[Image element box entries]
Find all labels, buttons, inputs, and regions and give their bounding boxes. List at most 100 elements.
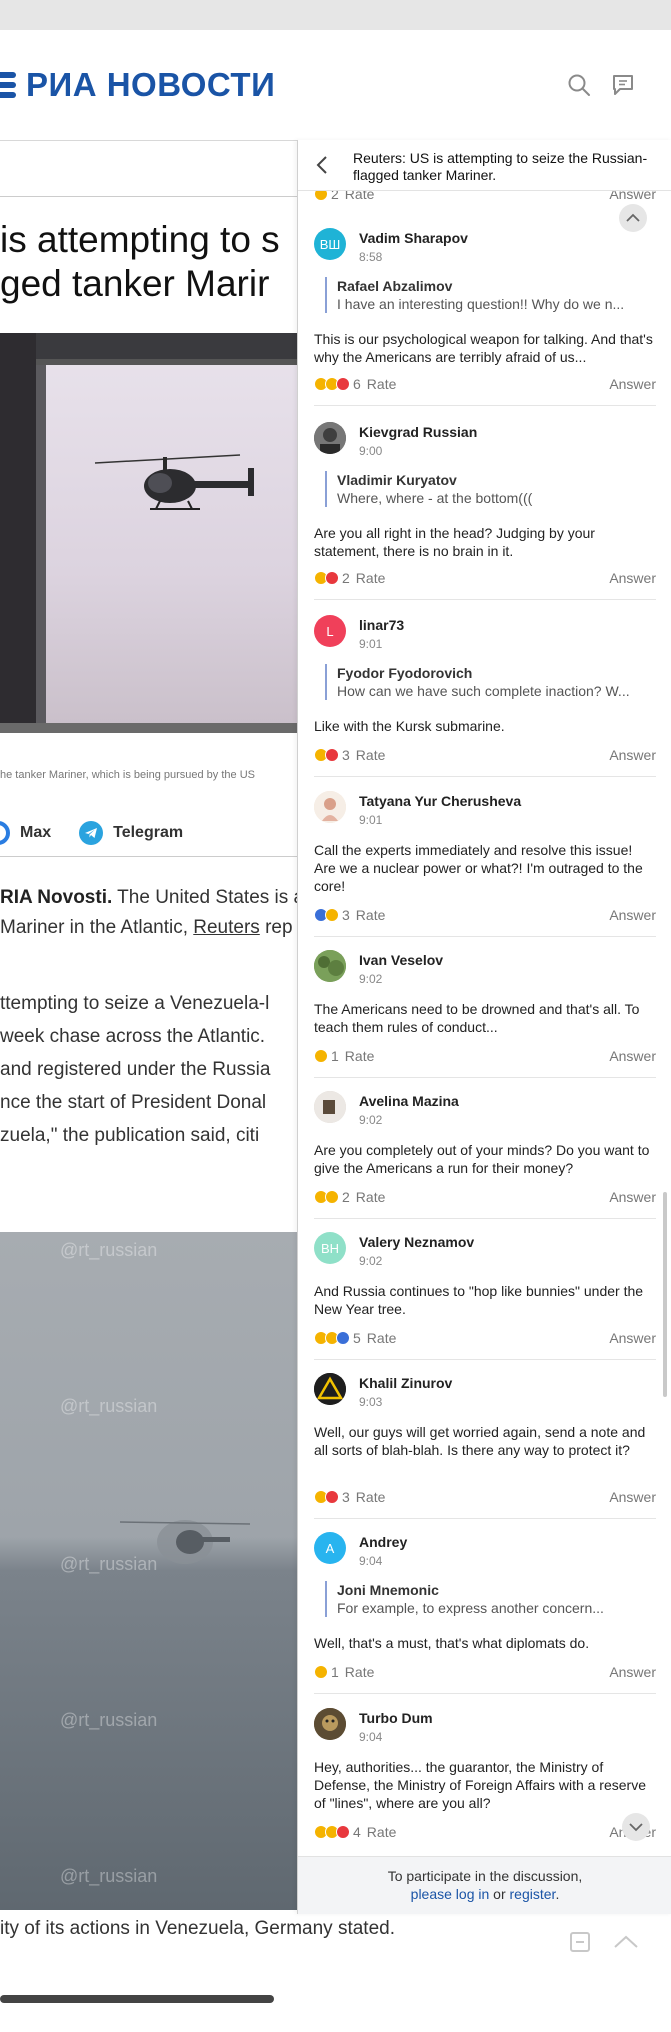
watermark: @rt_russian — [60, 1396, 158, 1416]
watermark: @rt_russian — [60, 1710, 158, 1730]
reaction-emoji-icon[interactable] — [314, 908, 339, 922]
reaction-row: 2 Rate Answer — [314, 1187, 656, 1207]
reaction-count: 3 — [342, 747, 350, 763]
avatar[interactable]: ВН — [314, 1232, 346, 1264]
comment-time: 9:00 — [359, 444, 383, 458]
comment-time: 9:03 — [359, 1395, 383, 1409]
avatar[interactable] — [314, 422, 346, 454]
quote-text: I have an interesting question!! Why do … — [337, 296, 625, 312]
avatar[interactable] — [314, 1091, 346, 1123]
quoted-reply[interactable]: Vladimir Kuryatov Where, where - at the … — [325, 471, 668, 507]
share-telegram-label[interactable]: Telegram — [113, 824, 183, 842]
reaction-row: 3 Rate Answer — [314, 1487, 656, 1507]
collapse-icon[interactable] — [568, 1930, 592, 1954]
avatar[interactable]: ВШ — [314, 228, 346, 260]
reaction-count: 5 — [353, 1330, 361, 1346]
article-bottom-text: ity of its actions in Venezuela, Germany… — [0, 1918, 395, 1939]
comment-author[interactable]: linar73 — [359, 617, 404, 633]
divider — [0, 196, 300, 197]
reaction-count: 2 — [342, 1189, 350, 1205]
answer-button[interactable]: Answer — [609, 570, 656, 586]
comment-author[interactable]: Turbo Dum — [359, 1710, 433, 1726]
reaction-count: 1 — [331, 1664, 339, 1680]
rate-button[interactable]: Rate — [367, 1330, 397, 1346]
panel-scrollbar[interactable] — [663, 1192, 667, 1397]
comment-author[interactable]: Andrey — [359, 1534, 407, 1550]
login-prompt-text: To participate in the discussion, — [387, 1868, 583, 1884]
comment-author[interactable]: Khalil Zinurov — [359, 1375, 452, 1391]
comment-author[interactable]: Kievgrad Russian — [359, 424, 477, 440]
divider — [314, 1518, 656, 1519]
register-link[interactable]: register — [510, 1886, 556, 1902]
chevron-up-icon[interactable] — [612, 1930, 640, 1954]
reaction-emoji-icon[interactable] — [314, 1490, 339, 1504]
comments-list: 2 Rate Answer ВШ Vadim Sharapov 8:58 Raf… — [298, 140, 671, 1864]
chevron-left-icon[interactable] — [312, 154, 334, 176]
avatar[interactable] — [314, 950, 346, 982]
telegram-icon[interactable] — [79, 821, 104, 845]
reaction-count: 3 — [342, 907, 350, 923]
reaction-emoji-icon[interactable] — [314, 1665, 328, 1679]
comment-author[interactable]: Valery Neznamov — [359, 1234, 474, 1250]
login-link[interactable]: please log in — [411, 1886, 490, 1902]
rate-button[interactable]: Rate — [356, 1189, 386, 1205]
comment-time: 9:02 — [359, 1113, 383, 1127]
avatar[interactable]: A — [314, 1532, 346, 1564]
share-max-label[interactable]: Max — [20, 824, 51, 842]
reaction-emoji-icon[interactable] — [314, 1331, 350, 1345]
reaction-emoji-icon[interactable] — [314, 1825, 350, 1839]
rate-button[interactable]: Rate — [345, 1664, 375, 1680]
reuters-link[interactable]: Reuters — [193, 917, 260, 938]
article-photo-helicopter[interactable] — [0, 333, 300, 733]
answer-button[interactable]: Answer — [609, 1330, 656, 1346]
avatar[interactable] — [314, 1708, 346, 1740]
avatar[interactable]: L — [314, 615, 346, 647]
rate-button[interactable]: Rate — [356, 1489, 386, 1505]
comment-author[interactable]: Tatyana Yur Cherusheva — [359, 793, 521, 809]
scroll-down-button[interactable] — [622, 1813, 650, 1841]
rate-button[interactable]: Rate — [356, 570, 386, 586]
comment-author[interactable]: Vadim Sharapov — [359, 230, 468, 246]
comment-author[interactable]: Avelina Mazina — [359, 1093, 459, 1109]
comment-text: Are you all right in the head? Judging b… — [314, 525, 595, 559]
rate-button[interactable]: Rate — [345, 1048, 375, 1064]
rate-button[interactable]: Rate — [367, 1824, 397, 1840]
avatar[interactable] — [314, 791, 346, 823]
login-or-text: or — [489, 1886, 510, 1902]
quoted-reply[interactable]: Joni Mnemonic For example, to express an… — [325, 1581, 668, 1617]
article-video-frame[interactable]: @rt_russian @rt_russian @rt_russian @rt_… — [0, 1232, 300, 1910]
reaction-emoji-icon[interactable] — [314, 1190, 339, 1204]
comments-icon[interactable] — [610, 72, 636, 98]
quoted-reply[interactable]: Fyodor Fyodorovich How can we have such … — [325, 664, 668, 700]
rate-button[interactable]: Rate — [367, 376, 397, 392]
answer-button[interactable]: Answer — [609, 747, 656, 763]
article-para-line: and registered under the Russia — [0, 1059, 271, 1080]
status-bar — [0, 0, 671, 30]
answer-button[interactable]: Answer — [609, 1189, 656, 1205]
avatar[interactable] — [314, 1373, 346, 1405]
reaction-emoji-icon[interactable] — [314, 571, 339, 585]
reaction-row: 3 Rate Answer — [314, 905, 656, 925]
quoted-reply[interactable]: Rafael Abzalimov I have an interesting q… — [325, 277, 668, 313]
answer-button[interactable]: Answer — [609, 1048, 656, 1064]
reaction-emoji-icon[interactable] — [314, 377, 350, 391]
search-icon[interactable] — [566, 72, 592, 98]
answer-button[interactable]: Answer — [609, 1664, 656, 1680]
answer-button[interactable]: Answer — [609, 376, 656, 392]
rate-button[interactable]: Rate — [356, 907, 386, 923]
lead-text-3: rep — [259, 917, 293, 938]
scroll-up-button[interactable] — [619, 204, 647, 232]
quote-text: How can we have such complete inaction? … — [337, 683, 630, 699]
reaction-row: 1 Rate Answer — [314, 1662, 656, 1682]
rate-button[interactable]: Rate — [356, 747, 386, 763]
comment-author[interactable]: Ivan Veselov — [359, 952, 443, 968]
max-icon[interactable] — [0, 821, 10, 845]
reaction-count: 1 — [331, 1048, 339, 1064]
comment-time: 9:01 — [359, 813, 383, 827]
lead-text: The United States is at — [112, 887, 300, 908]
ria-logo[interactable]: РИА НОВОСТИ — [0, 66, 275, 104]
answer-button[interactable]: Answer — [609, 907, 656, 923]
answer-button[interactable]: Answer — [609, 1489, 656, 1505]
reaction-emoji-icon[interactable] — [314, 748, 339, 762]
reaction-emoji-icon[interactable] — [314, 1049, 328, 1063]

## Task description:
Rewrite the lines of every entry above as a JSON list of strings, one string per line, leaving out blank lines and the pictures.

## Task solution:
[
  "Find all labels, buttons, inputs, and regions and give their bounding boxes. List at most 100 elements.",
  "watermark: @rt_russian — [60, 1396, 158, 1416]",
  "watermark: @rt_russian — [60, 1710, 158, 1730]",
  "reaction-emoji-icon[interactable] — [314, 908, 339, 922]",
  "reaction-row: 2 Rate Answer — [314, 1187, 656, 1207]",
  "reaction-count: 3 — [342, 747, 350, 763]",
  "avatar[interactable]: ВН — [314, 1232, 346, 1264]",
  "comment-time: 9:00 — [359, 444, 383, 458]",
  "comment-time: 9:03 — [359, 1395, 383, 1409]",
  "avatar[interactable] — [314, 422, 346, 454]",
  "quote-text: I have an interesting question!! Why do … — [337, 296, 625, 312]",
  "avatar[interactable] — [314, 1091, 346, 1123]",
  "quoted-reply[interactable]: Vladimir Kuryatov Where, where - at the … — [325, 471, 668, 507]",
  "share-telegram-label[interactable]: Telegram — [113, 824, 183, 842]",
  "reaction-row: 3 Rate Answer — [314, 1487, 656, 1507]",
  "collapse-icon[interactable] — [568, 1930, 592, 1954]",
  "avatar[interactable]: ВШ — [314, 228, 346, 260]",
  "reaction-count: 5 — [353, 1330, 361, 1346]",
  "article-bottom-text: ity of its actions in Venezuela, Germany… — [0, 1918, 395, 1939]",
  "comment-author[interactable]: linar73 — [359, 617, 404, 633]",
  "divider — [0, 196, 300, 197]",
  "reaction-count: 2 — [342, 1189, 350, 1205]",
  "answer-button[interactable]: Answer — [609, 570, 656, 586]",
  "comment-author[interactable]: Turbo Dum — [359, 1710, 433, 1726]",
  "reaction-count: 1 — [331, 1664, 339, 1680]",
  "rate-button[interactable]: Rate — [367, 1330, 397, 1346]",
  "panel-scrollbar[interactable] — [663, 1192, 667, 1397]",
  "comment-author[interactable]: Andrey — [359, 1534, 407, 1550]",
  "login-prompt-text: To participate in the discussion, — [387, 1868, 583, 1884]",
  "comment-author[interactable]: Khalil Zinurov — [359, 1375, 452, 1391]",
  "comment-author[interactable]: Kievgrad Russian — [359, 424, 477, 440]",
  "divider — [314, 1518, 656, 1519]",
  "register-link[interactable]: register — [510, 1886, 556, 1902]",
  "chevron-up-icon[interactable] — [612, 1930, 640, 1954]",
  "reaction-emoji-icon[interactable] — [314, 1490, 339, 1504]",
  "comments-list: 2 Rate Answer ВШ Vadim Sharapov 8:58 Raf… — [298, 140, 671, 1864]",
  "chevron-left-icon[interactable] — [312, 154, 334, 176]",
  "avatar[interactable] — [314, 950, 346, 982]",
  "telegram-icon[interactable] — [79, 821, 104, 845]",
  "reaction-count: 3 — [342, 907, 350, 923]",
  "reaction-emoji-icon[interactable] — [314, 1665, 328, 1679]",
  "comment-author[interactable]: Valery Neznamov — [359, 1234, 474, 1250]",
  "login-link[interactable]: please log in — [411, 1886, 490, 1902]",
  "rate-button[interactable]: Rate — [356, 1189, 386, 1205]",
  "comment-time: 9:02 — [359, 1113, 383, 1127]",
  "avatar[interactable]: A — [314, 1532, 346, 1564]",
  "share-max-label[interactable]: Max — [20, 824, 51, 842]",
  "reaction-emoji-icon[interactable] — [314, 1331, 350, 1345]",
  "reaction-emoji-icon[interactable] — [314, 1825, 350, 1839]",
  "rate-button[interactable]: Rate — [345, 1664, 375, 1680]",
  "reuters-link[interactable]: Reuters — [193, 917, 260, 938]",
  "article-photo-helicopter[interactable] — [0, 333, 300, 733]",
  "answer-button[interactable]: Answer — [609, 1330, 656, 1346]",
  "avatar[interactable] — [314, 1708, 346, 1740]",
  "avatar[interactable]: L — [314, 615, 346, 647]",
  "rate-button[interactable]: Rate — [356, 1489, 386, 1505]",
  "comment-author[interactable]: Tatyana Yur Cherusheva — [359, 793, 521, 809]",
  "scroll-down-button[interactable] — [622, 1813, 650, 1841]",
  "rate-button[interactable]: Rate — [356, 570, 386, 586]",
  "comment-author[interactable]: Vadim Sharapov — [359, 230, 468, 246]",
  "comment-author[interactable]: Avelina Mazina — [359, 1093, 459, 1109]",
  "comment-text: Are you all right in the head? Judging b… — [314, 525, 595, 559]",
  "rate-button[interactable]: Rate — [345, 1048, 375, 1064]",
  "rate-button[interactable]: Rate — [367, 1824, 397, 1840]",
  "avatar[interactable] — [314, 791, 346, 823]",
  "login-or-text: or — [489, 1886, 510, 1902]",
  "quoted-reply[interactable]: Joni Mnemonic For example, to express an… — [325, 1581, 668, 1617]",
  "article-video-frame[interactable]: @rt_russian @rt_russian @rt_russian @rt_… — [0, 1232, 300, 1910]",
  "reaction-emoji-icon[interactable] — [314, 1190, 339, 1204]",
  "comments-icon[interactable] — [610, 72, 636, 98]",
  "quoted-reply[interactable]: Fyodor Fyodorovich How can we have such … — [325, 664, 668, 700]",
  "rate-button[interactable]: Rate — [367, 376, 397, 392]",
  "answer-button[interactable]: Answer — [609, 747, 656, 763]",
  "article-para-line: and registered under the Russia — [0, 1059, 271, 1080]",
  "status-bar — [0, 0, 671, 30]",
  "answer-button[interactable]: Answer — [609, 1189, 656, 1205]",
  "avatar[interactable] — [314, 1373, 346, 1405]",
  "reaction-emoji-icon[interactable] — [314, 571, 339, 585]",
  "reaction-row: 3 Rate Answer — [314, 905, 656, 925]",
  "quoted-reply[interactable]: Rafael Abzalimov I have an interesting q… — [325, 277, 668, 313]",
  "answer-button[interactable]: Answer — [609, 1048, 656, 1064]",
  "reaction-emoji-icon[interactable] — [314, 377, 350, 391]",
  "search-icon[interactable] — [566, 72, 592, 98]",
  "answer-button[interactable]: Answer — [609, 1664, 656, 1680]",
  "answer-button[interactable]: Answer — [609, 376, 656, 392]",
  "rate-button[interactable]: Rate — [356, 907, 386, 923]",
  "lead-text-3: rep — [259, 917, 293, 938]",
  "scroll-up-button[interactable] — [619, 204, 647, 232]",
  "quote-text: How can we have such complete inaction? … — [337, 683, 630, 699]",
  "reaction-row: 1 Rate Answer — [314, 1662, 656, 1682]",
  "rate-button[interactable]: Rate — [356, 747, 386, 763]",
  "comment-author[interactable]: Ivan Veselov — [359, 952, 443, 968]",
  "max-icon[interactable] — [0, 821, 10, 845]",
  "reaction-count: 1 — [331, 1048, 339, 1064]",
  "comment-time: 9:01 — [359, 813, 383, 827]",
  "lead-text: The United States is at — [112, 887, 300, 908]",
  "ria-logo[interactable]: РИА НОВОСТИ — [0, 66, 275, 104]",
  "answer-button[interactable]: Answer — [609, 907, 656, 923]",
  "answer-button[interactable]: Answer — [609, 1489, 656, 1505]",
  "reaction-emoji-icon[interactable] — [314, 748, 339, 762]",
  "reaction-emoji-icon[interactable] — [314, 1049, 328, 1063]"
]